[Saved entries]
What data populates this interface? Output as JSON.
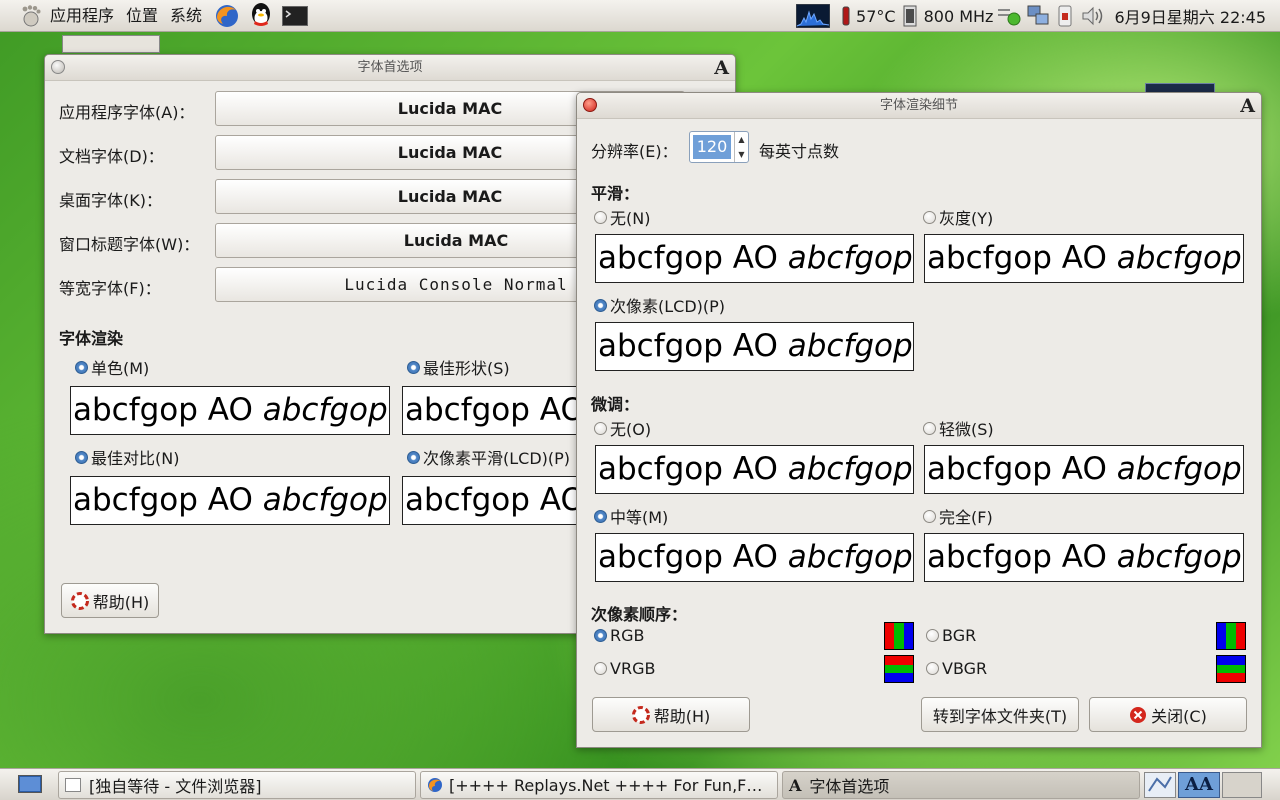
{
  "top_panel": {
    "menu": [
      "应用程序",
      "位置",
      "系统"
    ],
    "temperature": "57°C",
    "cpu_freq": "800 MHz",
    "datetime": "6月9日星期六 22:45"
  },
  "font_prefs": {
    "title": "字体首选项",
    "rows": [
      {
        "label": "应用程序字体(A)：",
        "value": "Lucida MAC"
      },
      {
        "label": "文档字体(D)：",
        "value": "Lucida MAC"
      },
      {
        "label": "桌面字体(K)：",
        "value": "Lucida MAC"
      },
      {
        "label": "窗口标题字体(W)：",
        "value": "Lucida MAC"
      },
      {
        "label": "等宽字体(F)：",
        "value": "Lucida Console Normal"
      }
    ],
    "rendering_title": "字体渲染",
    "options": [
      "单色(M)",
      "最佳形状(S)",
      "最佳对比(N)",
      "次像素平滑(LCD)(P)"
    ],
    "help": "帮助(H)"
  },
  "details": {
    "title": "字体渲染细节",
    "resolution_label": "分辨率(E)：",
    "resolution_value": "120",
    "resolution_unit": "每英寸点数",
    "smoothing_title": "平滑：",
    "smoothing": [
      "无(N)",
      "灰度(Y)",
      "次像素(LCD)(P)"
    ],
    "hinting_title": "微调：",
    "hinting": [
      "无(O)",
      "轻微(S)",
      "中等(M)",
      "完全(F)"
    ],
    "order_title": "次像素顺序：",
    "order": [
      "RGB",
      "BGR",
      "VRGB",
      "VBGR"
    ],
    "help": "帮助(H)",
    "goto_folder": "转到字体文件夹(T)",
    "close": "关闭(C)"
  },
  "sample": {
    "text": "abcfgop AO ",
    "italic": "abcfgop"
  },
  "taskbar": [
    "[独自等待 - 文件浏览器]",
    "[++++ Replays.Net ++++ For Fun,F…",
    "字体首选项"
  ],
  "colors": {
    "selection": "#6f9fd8",
    "radio_active": "#4f86c6",
    "desktop": "#5cb832"
  }
}
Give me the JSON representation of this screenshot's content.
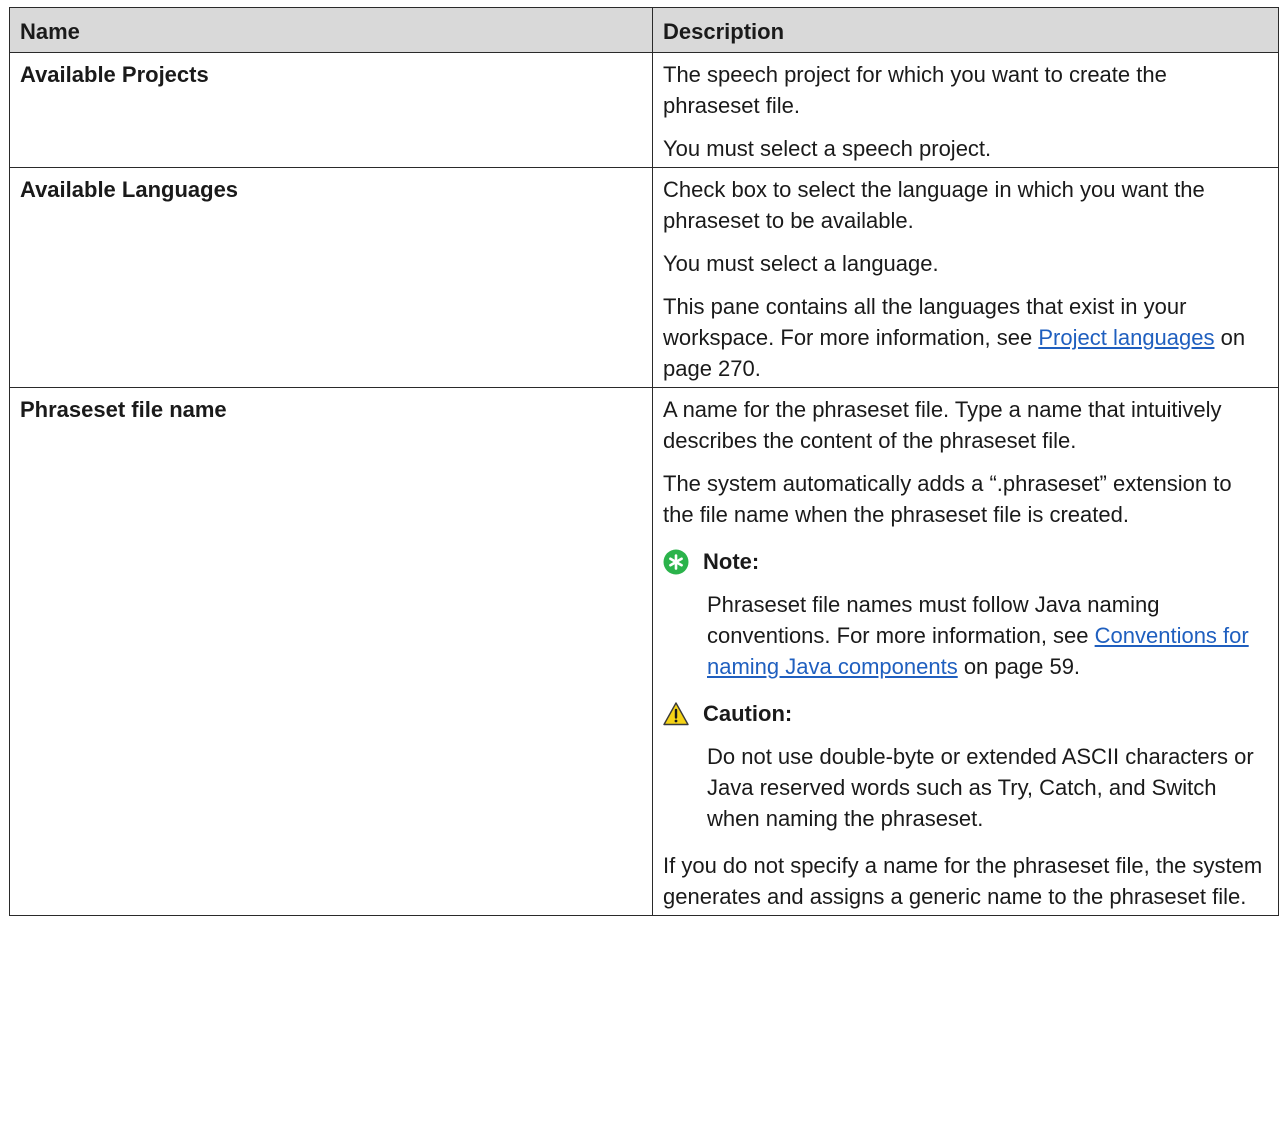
{
  "table": {
    "headers": {
      "name": "Name",
      "description": "Description"
    },
    "rows": [
      {
        "name": "Available Projects",
        "p1": "The speech project for which you want to create the phraseset file.",
        "p2": "You must select a speech project."
      },
      {
        "name": "Available Languages",
        "p1": "Check box to select the language in which you want the phraseset to be available.",
        "p2": "You must select a language.",
        "p3_before": "This pane contains all the languages that exist in your workspace. For more information, see ",
        "p3_link": "Project languages",
        "p3_after": " on page 270."
      },
      {
        "name": "Phraseset file name",
        "p1": "A name for the phraseset file. Type a name that intuitively describes the content of the phraseset file.",
        "p2": "The system automatically adds a “.phraseset” extension to the file name when the phraseset file is created.",
        "note_label": "Note:",
        "note_before": "Phraseset file names must follow Java naming conventions. For more information, see ",
        "note_link": "Conventions for naming Java components",
        "note_after": " on page 59.",
        "caution_label": "Caution:",
        "caution_text": "Do not use double-byte or extended ASCII characters or Java reserved words such as Try, Catch, and Switch when naming the phraseset.",
        "p_last": "If you do not specify a name for the phraseset file, the system generates and assigns a generic name to the phraseset file."
      }
    ]
  },
  "colors": {
    "header_bg": "#d9d9d9",
    "link": "#1f5fbf",
    "note_icon": "#2bb34b",
    "caution_icon": "#f5d316"
  },
  "icons": [
    "note-icon",
    "caution-icon"
  ]
}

> **Direction**
All entries must be written out again exactly as given, with no pictures in the copy.

> **Completed exercise**
What data populates this interface? Output as JSON.
{
  "top_panel": {
    "menu": [
      "应用程序",
      "位置",
      "系统"
    ],
    "temperature": "57°C",
    "cpu_freq": "800 MHz",
    "datetime": "6月9日星期六 22:45"
  },
  "font_prefs": {
    "title": "字体首选项",
    "rows": [
      {
        "label": "应用程序字体(A)：",
        "value": "Lucida MAC"
      },
      {
        "label": "文档字体(D)：",
        "value": "Lucida MAC"
      },
      {
        "label": "桌面字体(K)：",
        "value": "Lucida MAC"
      },
      {
        "label": "窗口标题字体(W)：",
        "value": "Lucida MAC"
      },
      {
        "label": "等宽字体(F)：",
        "value": "Lucida Console Normal"
      }
    ],
    "rendering_title": "字体渲染",
    "options": [
      "单色(M)",
      "最佳形状(S)",
      "最佳对比(N)",
      "次像素平滑(LCD)(P)"
    ],
    "help": "帮助(H)"
  },
  "details": {
    "title": "字体渲染细节",
    "resolution_label": "分辨率(E)：",
    "resolution_value": "120",
    "resolution_unit": "每英寸点数",
    "smoothing_title": "平滑：",
    "smoothing": [
      "无(N)",
      "灰度(Y)",
      "次像素(LCD)(P)"
    ],
    "hinting_title": "微调：",
    "hinting": [
      "无(O)",
      "轻微(S)",
      "中等(M)",
      "完全(F)"
    ],
    "order_title": "次像素顺序：",
    "order": [
      "RGB",
      "BGR",
      "VRGB",
      "VBGR"
    ],
    "help": "帮助(H)",
    "goto_folder": "转到字体文件夹(T)",
    "close": "关闭(C)"
  },
  "sample": {
    "text": "abcfgop AO ",
    "italic": "abcfgop"
  },
  "taskbar": [
    "[独自等待 - 文件浏览器]",
    "[++++ Replays.Net ++++ For Fun,F…",
    "字体首选项"
  ],
  "colors": {
    "selection": "#6f9fd8",
    "radio_active": "#4f86c6",
    "desktop": "#5cb832"
  }
}
Give me the JSON representation of this screenshot's content.
{
  "table": {
    "headers": {
      "name": "Name",
      "description": "Description"
    },
    "rows": [
      {
        "name": "Available Projects",
        "p1": "The speech project for which you want to create the phraseset file.",
        "p2": "You must select a speech project."
      },
      {
        "name": "Available Languages",
        "p1": "Check box to select the language in which you want the phraseset to be available.",
        "p2": "You must select a language.",
        "p3_before": "This pane contains all the languages that exist in your workspace. For more information, see ",
        "p3_link": "Project languages",
        "p3_after": " on page 270."
      },
      {
        "name": "Phraseset file name",
        "p1": "A name for the phraseset file. Type a name that intuitively describes the content of the phraseset file.",
        "p2": "The system automatically adds a “.phraseset” extension to the file name when the phraseset file is created.",
        "note_label": "Note:",
        "note_before": "Phraseset file names must follow Java naming conventions. For more information, see ",
        "note_link": "Conventions for naming Java components",
        "note_after": " on page 59.",
        "caution_label": "Caution:",
        "caution_text": "Do not use double-byte or extended ASCII characters or Java reserved words such as Try, Catch, and Switch when naming the phraseset.",
        "p_last": "If you do not specify a name for the phraseset file, the system generates and assigns a generic name to the phraseset file."
      }
    ]
  },
  "colors": {
    "header_bg": "#d9d9d9",
    "link": "#1f5fbf",
    "note_icon": "#2bb34b",
    "caution_icon": "#f5d316"
  },
  "icons": [
    "note-icon",
    "caution-icon"
  ]
}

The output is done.